§ The request: Turn the data below into a numbered list, leaving out any blank lines.

★ ★ ★ ★

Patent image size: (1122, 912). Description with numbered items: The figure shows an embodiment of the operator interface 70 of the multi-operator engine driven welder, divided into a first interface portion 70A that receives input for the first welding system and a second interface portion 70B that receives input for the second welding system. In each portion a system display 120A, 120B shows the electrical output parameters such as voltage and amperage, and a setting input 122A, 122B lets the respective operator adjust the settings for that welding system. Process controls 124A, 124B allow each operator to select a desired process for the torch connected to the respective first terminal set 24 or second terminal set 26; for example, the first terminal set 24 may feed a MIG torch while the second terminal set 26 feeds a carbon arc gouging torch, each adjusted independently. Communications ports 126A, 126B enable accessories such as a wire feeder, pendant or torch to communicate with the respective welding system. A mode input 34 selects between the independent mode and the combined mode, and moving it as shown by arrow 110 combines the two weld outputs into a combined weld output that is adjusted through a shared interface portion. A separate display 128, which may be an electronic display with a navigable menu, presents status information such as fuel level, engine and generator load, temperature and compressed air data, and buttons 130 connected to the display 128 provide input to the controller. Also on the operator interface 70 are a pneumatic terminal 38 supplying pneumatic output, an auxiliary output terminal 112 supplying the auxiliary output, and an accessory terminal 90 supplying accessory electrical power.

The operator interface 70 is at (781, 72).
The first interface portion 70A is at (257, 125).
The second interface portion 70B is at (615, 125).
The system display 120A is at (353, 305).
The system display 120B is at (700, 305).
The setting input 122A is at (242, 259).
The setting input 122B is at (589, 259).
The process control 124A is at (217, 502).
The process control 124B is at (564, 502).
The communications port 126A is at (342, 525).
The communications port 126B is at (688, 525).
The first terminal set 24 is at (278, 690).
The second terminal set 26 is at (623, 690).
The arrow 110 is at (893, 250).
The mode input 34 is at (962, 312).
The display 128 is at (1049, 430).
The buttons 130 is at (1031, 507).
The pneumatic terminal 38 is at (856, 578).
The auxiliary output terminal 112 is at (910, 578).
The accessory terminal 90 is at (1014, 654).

★ ★ ★ ★

§ In response:
1. Patent image size: (1122, 912). Description with numbered items: The figure shows an embodiment of the operator interface 70 of the multi-operator engine driven welder, divided into a first interface portion 70A that receives input for the first welding system and a second interface portion 70B that receives input for the second welding system. In each portion a system display 120A, 120B shows the electrical output parameters such as voltage and amperage, and a setting input 122A, 122B lets the respective operator adjust the settings for that welding system. Process controls 124A, 124B allow each operator to select a desired process for the torch connected to the respective first terminal set 24 or second terminal set 26; for example, the first terminal set 24 may feed a MIG torch while the second terminal set 26 feeds a carbon arc gouging torch, each adjusted independently. Communications ports 126A, 126B enable accessories such as a wire feeder, pendant or torch to communicate with the respective welding system. A mode input 34 selects between the independent mode and the combined mode, and moving it as shown by arrow 110 combines the two weld outputs into a combined weld output that is adjusted through a shared interface portion. A separate display 128, which may be an electronic display with a navigable menu, presents status information such as fuel level, engine and generator load, temperature and compressed air data, and buttons 130 connected to the display 128 provide input to the controller. Also on the operator interface 70 are a pneumatic terminal 38 supplying pneumatic output, an auxiliary output terminal 112 supplying the auxiliary output, and an accessory terminal 90 supplying accessory electrical power.
2. The operator interface 70 is at (781, 72).
3. The first interface portion 70A is at (257, 125).
4. The second interface portion 70B is at (615, 125).
5. The system display 120A is at (353, 305).
6. The system display 120B is at (700, 305).
7. The setting input 122A is at (242, 259).
8. The setting input 122B is at (589, 259).
9. The process control 124A is at (217, 502).
10. The process control 124B is at (564, 502).
11. The communications port 126A is at (342, 525).
12. The communications port 126B is at (688, 525).
13. The first terminal set 24 is at (278, 690).
14. The second terminal set 26 is at (623, 690).
15. The arrow 110 is at (893, 250).
16. The mode input 34 is at (962, 312).
17. The display 128 is at (1049, 430).
18. The buttons 130 is at (1031, 507).
19. The pneumatic terminal 38 is at (856, 578).
20. The auxiliary output terminal 112 is at (910, 578).
21. The accessory terminal 90 is at (1014, 654).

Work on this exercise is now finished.